TASK DETAILS
Copy the records that follow exactly as written, but not their pictures.

==============================

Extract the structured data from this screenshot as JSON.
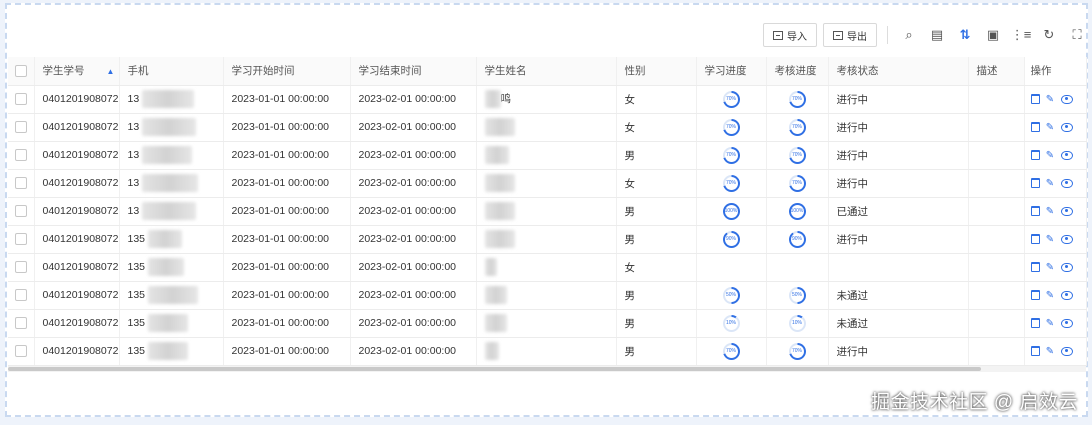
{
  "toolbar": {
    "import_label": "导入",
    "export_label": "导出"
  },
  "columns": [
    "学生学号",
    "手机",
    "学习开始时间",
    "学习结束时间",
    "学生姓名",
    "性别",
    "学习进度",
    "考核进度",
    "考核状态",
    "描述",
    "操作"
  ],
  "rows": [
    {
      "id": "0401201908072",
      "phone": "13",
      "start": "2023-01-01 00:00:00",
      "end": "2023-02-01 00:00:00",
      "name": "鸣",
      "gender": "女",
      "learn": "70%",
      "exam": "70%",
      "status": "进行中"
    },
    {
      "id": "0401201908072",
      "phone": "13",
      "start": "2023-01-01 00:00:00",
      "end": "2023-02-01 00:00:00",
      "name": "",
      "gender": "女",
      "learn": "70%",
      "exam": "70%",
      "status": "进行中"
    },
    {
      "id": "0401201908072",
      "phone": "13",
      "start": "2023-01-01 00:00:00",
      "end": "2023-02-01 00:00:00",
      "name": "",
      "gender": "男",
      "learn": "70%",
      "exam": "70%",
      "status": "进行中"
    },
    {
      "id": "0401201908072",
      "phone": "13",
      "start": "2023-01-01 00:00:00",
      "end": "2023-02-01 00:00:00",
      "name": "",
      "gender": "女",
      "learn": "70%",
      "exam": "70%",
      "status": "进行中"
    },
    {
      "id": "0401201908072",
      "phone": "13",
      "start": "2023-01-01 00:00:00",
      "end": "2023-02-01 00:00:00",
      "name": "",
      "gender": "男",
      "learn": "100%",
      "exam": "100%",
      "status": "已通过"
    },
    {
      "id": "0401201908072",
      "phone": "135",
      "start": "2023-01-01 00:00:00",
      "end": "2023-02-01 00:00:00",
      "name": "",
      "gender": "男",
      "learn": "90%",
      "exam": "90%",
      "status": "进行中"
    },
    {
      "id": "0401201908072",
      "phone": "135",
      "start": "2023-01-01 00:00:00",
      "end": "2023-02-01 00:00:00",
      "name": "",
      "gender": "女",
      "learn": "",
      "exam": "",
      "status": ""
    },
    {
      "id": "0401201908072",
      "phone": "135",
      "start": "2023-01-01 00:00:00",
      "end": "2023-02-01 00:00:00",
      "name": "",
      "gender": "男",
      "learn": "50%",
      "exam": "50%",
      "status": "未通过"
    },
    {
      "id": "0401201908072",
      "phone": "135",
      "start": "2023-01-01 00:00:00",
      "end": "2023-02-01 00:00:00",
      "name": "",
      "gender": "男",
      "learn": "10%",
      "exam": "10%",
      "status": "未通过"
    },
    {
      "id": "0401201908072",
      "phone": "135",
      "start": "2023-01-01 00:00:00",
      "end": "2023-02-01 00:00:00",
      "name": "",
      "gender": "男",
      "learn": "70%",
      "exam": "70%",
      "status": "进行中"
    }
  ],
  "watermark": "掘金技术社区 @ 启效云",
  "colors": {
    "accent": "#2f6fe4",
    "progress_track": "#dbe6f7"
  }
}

==============================

FULL ANSWER
Extract the structured data from this screenshot as JSON.
{
  "toolbar": {
    "import_label": "导入",
    "export_label": "导出"
  },
  "columns": [
    "学生学号",
    "手机",
    "学习开始时间",
    "学习结束时间",
    "学生姓名",
    "性别",
    "学习进度",
    "考核进度",
    "考核状态",
    "描述",
    "操作"
  ],
  "rows": [
    {
      "id": "0401201908072",
      "phone": "13",
      "start": "2023-01-01 00:00:00",
      "end": "2023-02-01 00:00:00",
      "name": "鸣",
      "gender": "女",
      "learn": "70%",
      "exam": "70%",
      "status": "进行中"
    },
    {
      "id": "0401201908072",
      "phone": "13",
      "start": "2023-01-01 00:00:00",
      "end": "2023-02-01 00:00:00",
      "name": "",
      "gender": "女",
      "learn": "70%",
      "exam": "70%",
      "status": "进行中"
    },
    {
      "id": "0401201908072",
      "phone": "13",
      "start": "2023-01-01 00:00:00",
      "end": "2023-02-01 00:00:00",
      "name": "",
      "gender": "男",
      "learn": "70%",
      "exam": "70%",
      "status": "进行中"
    },
    {
      "id": "0401201908072",
      "phone": "13",
      "start": "2023-01-01 00:00:00",
      "end": "2023-02-01 00:00:00",
      "name": "",
      "gender": "女",
      "learn": "70%",
      "exam": "70%",
      "status": "进行中"
    },
    {
      "id": "0401201908072",
      "phone": "13",
      "start": "2023-01-01 00:00:00",
      "end": "2023-02-01 00:00:00",
      "name": "",
      "gender": "男",
      "learn": "100%",
      "exam": "100%",
      "status": "已通过"
    },
    {
      "id": "0401201908072",
      "phone": "135",
      "start": "2023-01-01 00:00:00",
      "end": "2023-02-01 00:00:00",
      "name": "",
      "gender": "男",
      "learn": "90%",
      "exam": "90%",
      "status": "进行中"
    },
    {
      "id": "0401201908072",
      "phone": "135",
      "start": "2023-01-01 00:00:00",
      "end": "2023-02-01 00:00:00",
      "name": "",
      "gender": "女",
      "learn": "",
      "exam": "",
      "status": ""
    },
    {
      "id": "0401201908072",
      "phone": "135",
      "start": "2023-01-01 00:00:00",
      "end": "2023-02-01 00:00:00",
      "name": "",
      "gender": "男",
      "learn": "50%",
      "exam": "50%",
      "status": "未通过"
    },
    {
      "id": "0401201908072",
      "phone": "135",
      "start": "2023-01-01 00:00:00",
      "end": "2023-02-01 00:00:00",
      "name": "",
      "gender": "男",
      "learn": "10%",
      "exam": "10%",
      "status": "未通过"
    },
    {
      "id": "0401201908072",
      "phone": "135",
      "start": "2023-01-01 00:00:00",
      "end": "2023-02-01 00:00:00",
      "name": "",
      "gender": "男",
      "learn": "70%",
      "exam": "70%",
      "status": "进行中"
    }
  ],
  "watermark": "掘金技术社区 @ 启效云",
  "colors": {
    "accent": "#2f6fe4",
    "progress_track": "#dbe6f7"
  }
}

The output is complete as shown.